### INSTRUCTIONS TO FOLLOW
Copy each line of the material below that includes the string "watermark".

Stored data:
--- BEGIN ---
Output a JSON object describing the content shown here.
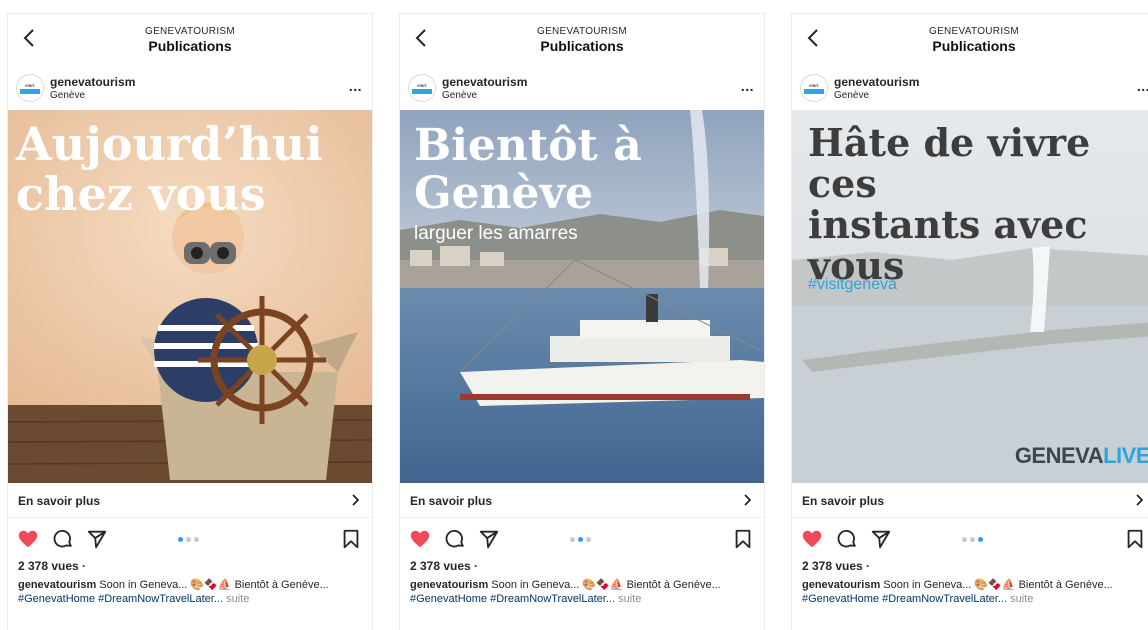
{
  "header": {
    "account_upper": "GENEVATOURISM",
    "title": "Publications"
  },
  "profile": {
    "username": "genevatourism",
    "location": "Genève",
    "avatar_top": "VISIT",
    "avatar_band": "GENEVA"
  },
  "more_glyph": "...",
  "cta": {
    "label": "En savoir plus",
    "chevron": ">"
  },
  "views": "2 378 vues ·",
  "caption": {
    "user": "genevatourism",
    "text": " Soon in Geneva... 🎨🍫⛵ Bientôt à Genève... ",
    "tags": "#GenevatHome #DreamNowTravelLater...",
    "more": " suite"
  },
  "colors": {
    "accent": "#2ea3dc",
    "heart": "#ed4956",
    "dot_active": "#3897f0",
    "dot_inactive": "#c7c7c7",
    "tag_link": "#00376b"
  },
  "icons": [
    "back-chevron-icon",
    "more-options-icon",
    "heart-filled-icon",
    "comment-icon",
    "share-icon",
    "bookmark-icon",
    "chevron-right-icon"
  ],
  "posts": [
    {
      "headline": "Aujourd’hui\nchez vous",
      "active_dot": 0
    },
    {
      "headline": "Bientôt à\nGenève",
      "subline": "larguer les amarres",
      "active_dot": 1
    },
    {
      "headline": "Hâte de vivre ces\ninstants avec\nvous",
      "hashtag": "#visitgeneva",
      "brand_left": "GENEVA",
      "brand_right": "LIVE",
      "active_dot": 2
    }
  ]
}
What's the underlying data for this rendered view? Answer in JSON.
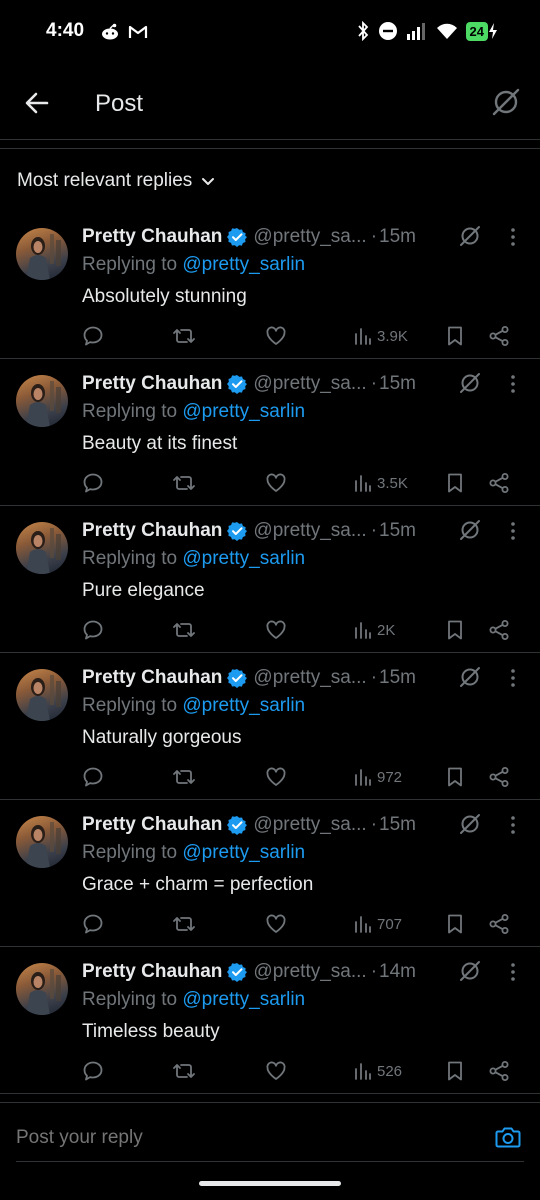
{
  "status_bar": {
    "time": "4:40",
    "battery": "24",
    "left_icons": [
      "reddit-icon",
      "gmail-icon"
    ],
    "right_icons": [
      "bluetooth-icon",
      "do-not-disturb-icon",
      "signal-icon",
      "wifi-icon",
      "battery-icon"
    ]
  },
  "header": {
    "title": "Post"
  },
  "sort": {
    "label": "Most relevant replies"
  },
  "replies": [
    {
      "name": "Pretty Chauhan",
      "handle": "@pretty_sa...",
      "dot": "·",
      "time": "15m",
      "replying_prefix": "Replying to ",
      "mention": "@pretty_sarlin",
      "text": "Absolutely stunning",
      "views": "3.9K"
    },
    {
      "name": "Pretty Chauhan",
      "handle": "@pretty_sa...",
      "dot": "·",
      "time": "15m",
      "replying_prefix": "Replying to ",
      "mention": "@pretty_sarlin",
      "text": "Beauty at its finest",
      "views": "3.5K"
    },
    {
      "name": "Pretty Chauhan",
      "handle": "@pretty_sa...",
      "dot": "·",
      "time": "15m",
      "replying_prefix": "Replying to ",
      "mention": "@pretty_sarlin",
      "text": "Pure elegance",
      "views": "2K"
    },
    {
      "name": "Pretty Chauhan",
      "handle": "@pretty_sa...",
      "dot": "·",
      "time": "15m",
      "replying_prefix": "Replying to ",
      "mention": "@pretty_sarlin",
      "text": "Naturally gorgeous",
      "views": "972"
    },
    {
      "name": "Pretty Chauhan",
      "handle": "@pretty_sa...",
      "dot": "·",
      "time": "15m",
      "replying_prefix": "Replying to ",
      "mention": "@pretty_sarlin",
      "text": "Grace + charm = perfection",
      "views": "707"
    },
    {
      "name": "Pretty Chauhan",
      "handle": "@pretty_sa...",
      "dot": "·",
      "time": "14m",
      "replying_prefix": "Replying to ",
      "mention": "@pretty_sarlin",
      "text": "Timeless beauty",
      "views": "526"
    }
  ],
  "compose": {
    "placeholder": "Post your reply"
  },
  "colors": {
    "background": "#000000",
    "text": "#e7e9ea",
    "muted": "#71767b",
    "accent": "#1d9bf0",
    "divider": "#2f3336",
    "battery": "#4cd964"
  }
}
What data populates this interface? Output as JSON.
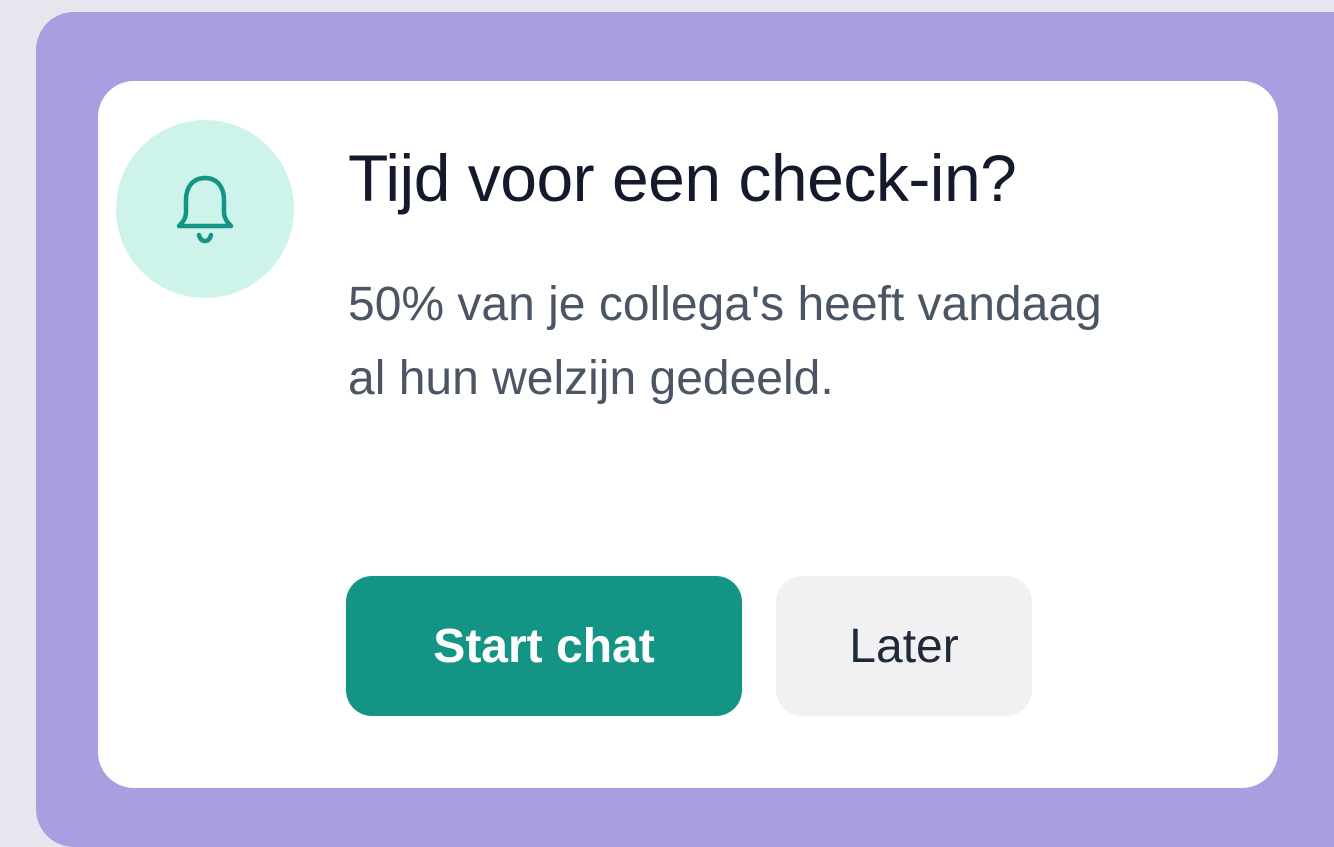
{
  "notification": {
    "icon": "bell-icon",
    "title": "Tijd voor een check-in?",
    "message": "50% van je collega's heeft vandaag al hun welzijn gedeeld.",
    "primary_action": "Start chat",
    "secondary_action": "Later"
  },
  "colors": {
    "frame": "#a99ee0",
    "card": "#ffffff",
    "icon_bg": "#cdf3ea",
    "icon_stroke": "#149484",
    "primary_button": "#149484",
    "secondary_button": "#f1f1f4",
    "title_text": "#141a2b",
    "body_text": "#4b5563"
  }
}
--- END ---
--- BEGIN ---
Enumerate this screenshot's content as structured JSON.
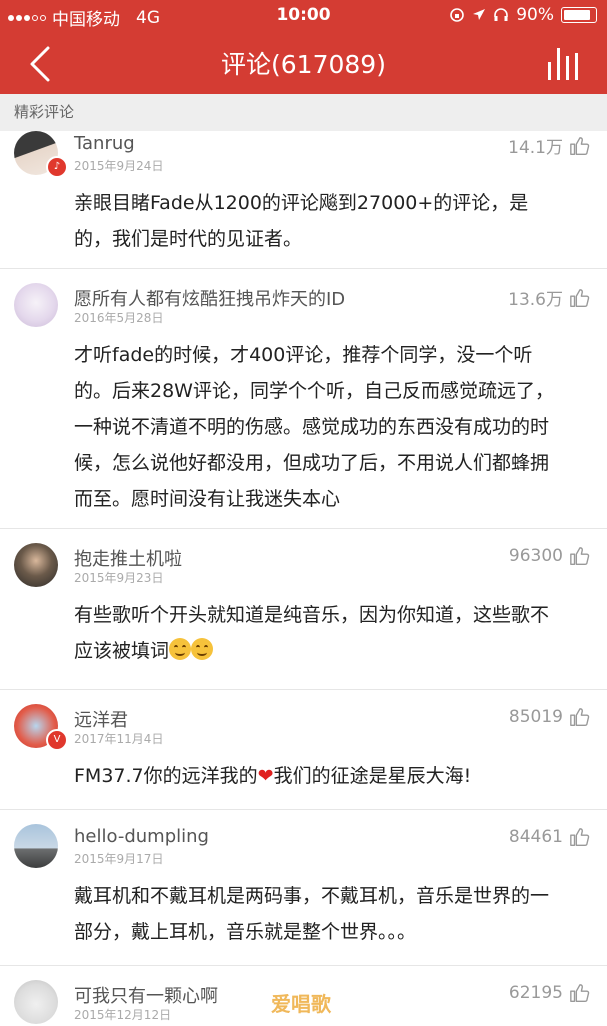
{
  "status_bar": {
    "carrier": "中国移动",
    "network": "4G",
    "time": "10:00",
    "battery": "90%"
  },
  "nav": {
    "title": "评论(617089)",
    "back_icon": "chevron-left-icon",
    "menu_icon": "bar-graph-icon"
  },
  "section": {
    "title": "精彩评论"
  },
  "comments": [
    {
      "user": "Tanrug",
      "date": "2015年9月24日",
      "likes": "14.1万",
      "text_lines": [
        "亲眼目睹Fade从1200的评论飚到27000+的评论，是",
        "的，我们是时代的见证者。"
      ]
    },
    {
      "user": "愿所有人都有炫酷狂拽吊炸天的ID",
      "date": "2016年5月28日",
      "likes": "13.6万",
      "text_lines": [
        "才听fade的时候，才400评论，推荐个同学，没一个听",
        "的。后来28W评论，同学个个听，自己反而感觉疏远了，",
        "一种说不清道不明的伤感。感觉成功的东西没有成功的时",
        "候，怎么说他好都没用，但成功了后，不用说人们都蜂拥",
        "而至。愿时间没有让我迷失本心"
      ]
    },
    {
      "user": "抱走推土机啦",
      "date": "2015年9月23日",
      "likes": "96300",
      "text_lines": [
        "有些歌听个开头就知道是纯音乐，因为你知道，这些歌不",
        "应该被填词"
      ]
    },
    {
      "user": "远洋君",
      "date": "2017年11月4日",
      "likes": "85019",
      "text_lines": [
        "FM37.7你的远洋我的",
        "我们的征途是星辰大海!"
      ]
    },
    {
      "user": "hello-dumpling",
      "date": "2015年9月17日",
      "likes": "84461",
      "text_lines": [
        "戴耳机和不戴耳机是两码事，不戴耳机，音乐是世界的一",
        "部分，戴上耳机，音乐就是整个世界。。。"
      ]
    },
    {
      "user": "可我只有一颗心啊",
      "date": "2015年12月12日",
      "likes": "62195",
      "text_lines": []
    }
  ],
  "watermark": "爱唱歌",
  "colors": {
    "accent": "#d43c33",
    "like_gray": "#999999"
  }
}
--- END ---
--- BEGIN ---
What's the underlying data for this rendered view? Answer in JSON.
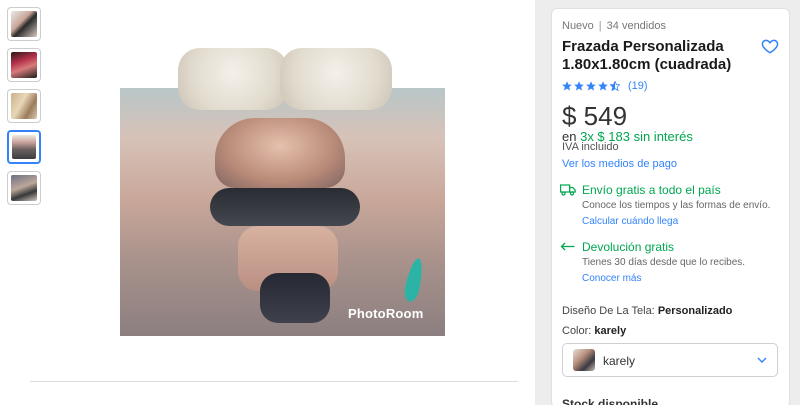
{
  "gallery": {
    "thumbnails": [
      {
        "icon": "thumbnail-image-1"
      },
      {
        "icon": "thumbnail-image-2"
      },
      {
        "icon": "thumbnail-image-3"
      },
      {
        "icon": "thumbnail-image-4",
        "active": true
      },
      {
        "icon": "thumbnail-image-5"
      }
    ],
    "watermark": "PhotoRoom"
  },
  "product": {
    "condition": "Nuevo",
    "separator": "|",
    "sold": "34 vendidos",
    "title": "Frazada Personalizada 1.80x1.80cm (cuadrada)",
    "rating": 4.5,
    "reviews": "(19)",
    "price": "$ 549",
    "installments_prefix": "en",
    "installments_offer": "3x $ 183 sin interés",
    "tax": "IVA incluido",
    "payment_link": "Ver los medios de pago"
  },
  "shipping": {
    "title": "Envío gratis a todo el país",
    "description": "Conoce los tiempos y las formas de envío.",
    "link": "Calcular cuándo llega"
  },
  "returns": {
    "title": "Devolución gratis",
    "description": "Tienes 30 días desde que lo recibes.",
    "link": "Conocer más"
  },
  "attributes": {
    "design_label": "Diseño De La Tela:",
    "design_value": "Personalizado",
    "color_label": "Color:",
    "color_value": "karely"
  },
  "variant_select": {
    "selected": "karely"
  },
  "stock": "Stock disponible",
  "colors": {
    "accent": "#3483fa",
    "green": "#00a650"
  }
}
--- END ---
### ANSWER FOR THE TASK
  "watermark": "爱唱歌",
    "watermark": "PhotoRoom"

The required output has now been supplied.